● **Written problem**
Retype the full set of records. Keep every character identical.

(Data items)
* Start *
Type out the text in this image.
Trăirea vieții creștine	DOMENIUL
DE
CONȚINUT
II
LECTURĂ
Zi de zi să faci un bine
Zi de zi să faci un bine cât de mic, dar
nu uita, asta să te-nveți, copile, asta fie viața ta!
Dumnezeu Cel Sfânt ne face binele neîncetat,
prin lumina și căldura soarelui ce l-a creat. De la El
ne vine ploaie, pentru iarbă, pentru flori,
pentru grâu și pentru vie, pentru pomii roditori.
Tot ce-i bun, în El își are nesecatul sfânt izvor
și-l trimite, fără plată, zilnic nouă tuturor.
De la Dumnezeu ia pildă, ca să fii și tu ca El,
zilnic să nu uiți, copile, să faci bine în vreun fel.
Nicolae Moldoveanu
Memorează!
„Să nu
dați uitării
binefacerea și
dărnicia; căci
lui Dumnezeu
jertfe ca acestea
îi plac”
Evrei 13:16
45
* End *
● **Answer to this exercise**
Type out the text in this image.
Trăirea vieții creștine	DOMENIUL
DE
CONȚINUT
II
LECTURĂ
Zi de zi să faci un bine
Zi de zi să faci un bine cât de mic, dar
nu uita, asta să te-nveți, copile, asta fie viața ta!
Dumnezeu Cel Sfânt ne face binele neîncetat,
prin lumina și căldura soarelui ce l-a creat. De la El
ne vine ploaie, pentru iarbă, pentru flori,
pentru grâu și pentru vie, pentru pomii roditori.
Tot ce-i bun, în El își are nesecatul sfânt izvor
și-l trimite, fără plată, zilnic nouă tuturor.
De la Dumnezeu ia pildă, ca să fii și tu ca El,
zilnic să nu uiți, copile, să faci bine în vreun fel.
Nicolae Moldoveanu
Memorează!
„Să nu
dați uitării
binefacerea și
dărnicia; căci
lui Dumnezeu
jertfe ca acestea
îi plac”
Evrei 13:16
45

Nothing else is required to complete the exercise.